## TEXT:
********

Finding the Solution

Why are these “senseless” shootings happening?

They are happening because the current American model is that the key to happiness is to have Power and Control.  Some folks have the misconception that a firearm will give them power and control.

What Can We Do?

  • Bust the myths
  • Build one another up
  • Stop blaming
  • Stop shaming
  • Listen
  • Do the right thing
  • Love one another
  • Help one another stay accountable to their desires
  • Set policies that help people stay healthy and safe
  • Spend government money on things that bring happiness and are healthy and safe for each of us and all of us
  • Speak up.  Share our stories and perspectives.
  • Have courageous conversations.
  • Recognize that each of us is beautiful, intelligent, and amazing
  • Give one another time to grow
  • Understand that we cannot control anyone else
  • Understand that we are each connected
  • Understand that a slight change in implementation can result in a huge change in outcome
  • Understand that we are dependent on one another
  • Recognize that we are a piece of the puzzle of life.  Without each of us, our picture is incomplete.
  • Realize that many of us our operating in low-levels of crisis
  • Realize that many of us are high-functioning with anxiety
  • Become trauma informed
  • Have trauma informed conversations when making solutions.

********

## SOURCE DATA:

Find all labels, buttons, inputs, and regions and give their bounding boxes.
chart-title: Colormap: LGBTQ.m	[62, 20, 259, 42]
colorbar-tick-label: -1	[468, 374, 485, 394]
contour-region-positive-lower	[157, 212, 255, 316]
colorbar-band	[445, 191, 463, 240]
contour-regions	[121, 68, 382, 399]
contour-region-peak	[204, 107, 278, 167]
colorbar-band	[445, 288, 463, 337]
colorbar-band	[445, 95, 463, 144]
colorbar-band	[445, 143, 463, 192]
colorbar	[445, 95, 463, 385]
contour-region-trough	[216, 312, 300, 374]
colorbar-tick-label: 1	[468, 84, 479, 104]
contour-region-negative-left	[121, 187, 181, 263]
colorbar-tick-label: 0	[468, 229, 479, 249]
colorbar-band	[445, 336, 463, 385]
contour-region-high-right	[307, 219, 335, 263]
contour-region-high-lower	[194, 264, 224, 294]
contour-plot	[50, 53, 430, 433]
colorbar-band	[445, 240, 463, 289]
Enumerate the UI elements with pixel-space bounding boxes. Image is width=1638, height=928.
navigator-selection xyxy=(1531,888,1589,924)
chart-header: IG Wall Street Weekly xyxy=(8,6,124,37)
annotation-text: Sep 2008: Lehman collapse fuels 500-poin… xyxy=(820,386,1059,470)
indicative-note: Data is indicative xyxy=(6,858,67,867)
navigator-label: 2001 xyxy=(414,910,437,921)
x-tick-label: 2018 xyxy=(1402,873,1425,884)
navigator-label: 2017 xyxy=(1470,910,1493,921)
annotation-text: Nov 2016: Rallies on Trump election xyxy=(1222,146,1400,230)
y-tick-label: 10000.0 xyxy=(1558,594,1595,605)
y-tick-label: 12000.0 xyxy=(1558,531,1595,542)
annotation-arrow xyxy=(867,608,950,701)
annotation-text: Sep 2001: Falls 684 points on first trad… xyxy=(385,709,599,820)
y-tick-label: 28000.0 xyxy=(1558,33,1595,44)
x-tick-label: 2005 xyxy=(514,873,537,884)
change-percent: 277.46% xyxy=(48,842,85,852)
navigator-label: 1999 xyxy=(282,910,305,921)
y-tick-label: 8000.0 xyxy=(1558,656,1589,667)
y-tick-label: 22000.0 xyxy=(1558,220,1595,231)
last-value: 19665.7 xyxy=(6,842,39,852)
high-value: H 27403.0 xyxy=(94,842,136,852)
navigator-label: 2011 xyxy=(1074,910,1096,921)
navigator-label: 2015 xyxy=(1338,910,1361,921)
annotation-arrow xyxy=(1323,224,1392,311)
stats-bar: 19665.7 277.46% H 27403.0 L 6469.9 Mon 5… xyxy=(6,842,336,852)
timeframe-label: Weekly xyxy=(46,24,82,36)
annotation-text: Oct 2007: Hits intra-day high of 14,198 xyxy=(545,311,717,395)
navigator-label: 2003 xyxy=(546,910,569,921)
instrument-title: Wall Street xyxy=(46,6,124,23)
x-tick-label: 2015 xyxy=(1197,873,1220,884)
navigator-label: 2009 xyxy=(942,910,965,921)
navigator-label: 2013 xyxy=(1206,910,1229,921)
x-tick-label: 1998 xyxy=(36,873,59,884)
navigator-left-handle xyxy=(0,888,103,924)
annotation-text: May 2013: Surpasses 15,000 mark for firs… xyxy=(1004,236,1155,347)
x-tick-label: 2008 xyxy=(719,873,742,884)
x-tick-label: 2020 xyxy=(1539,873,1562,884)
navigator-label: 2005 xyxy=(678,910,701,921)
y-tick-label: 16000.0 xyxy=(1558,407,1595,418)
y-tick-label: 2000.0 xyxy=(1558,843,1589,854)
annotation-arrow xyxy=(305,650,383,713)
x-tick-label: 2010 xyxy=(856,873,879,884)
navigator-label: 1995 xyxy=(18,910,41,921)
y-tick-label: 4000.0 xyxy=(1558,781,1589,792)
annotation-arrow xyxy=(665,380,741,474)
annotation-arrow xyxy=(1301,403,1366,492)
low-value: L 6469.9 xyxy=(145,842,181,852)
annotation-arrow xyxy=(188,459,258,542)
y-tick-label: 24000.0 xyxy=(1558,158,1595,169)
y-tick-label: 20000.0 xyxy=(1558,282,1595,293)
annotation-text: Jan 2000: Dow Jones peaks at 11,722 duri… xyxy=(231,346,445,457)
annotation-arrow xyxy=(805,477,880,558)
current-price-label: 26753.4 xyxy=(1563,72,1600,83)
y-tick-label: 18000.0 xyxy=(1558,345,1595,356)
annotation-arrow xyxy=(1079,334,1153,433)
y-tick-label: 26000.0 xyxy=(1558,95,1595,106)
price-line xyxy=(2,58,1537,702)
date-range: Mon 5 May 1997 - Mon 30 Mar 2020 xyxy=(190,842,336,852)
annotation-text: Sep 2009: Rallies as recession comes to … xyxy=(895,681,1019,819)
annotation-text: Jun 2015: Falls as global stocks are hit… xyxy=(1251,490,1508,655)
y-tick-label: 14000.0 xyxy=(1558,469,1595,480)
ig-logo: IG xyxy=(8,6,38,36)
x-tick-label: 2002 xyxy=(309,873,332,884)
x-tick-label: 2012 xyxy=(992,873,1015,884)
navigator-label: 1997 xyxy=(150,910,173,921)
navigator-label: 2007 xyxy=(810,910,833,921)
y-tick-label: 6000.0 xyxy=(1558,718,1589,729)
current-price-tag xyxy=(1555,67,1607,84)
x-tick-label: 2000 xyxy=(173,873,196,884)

********

## REQUESTS:
A. Extract the portion of the passage on senseless shootings starting at "Finding the Solution" and ending at "What Can We Do?".
B. Reproduce only the entries starting at the first line of the entries and ending at the line containing "annotation-text: Sep 2008: Lehman", renaming "colorbar-band" to "legend-band" and leaving everything else unchanged.

## RESULTS IN ORDER:
A.
Finding the Solution

Why are these “senseless” shootings happening?

They are happening because the current American model is that the key to happiness is to have Power and Control.  Some folks have the misconception that a firearm will give them power and control.

What Can We Do?

B.
Find all labels, buttons, inputs, and regions and give their bounding boxes.
chart-title: Colormap: LGBTQ.m	[62, 20, 259, 42]
colorbar-tick-label: -1	[468, 374, 485, 394]
contour-region-positive-lower	[157, 212, 255, 316]
legend-band	[445, 191, 463, 240]
contour-regions	[121, 68, 382, 399]
contour-region-peak	[204, 107, 278, 167]
legend-band	[445, 288, 463, 337]
legend-band	[445, 95, 463, 144]
legend-band	[445, 143, 463, 192]
colorbar	[445, 95, 463, 385]
contour-region-trough	[216, 312, 300, 374]
colorbar-tick-label: 1	[468, 84, 479, 104]
contour-region-negative-left	[121, 187, 181, 263]
colorbar-tick-label: 0	[468, 229, 479, 249]
legend-band	[445, 336, 463, 385]
contour-region-high-right	[307, 219, 335, 263]
contour-region-high-lower	[194, 264, 224, 294]
contour-plot	[50, 53, 430, 433]
legend-band	[445, 240, 463, 289]
Enumerate the UI elements with pixel-space bounding boxes. Image is width=1638, height=928.
navigator-selection xyxy=(1531,888,1589,924)
chart-header: IG Wall Street Weekly xyxy=(8,6,124,37)
annotation-text: Sep 2008: Lehman collapse fuels 500-poin… xyxy=(820,386,1059,470)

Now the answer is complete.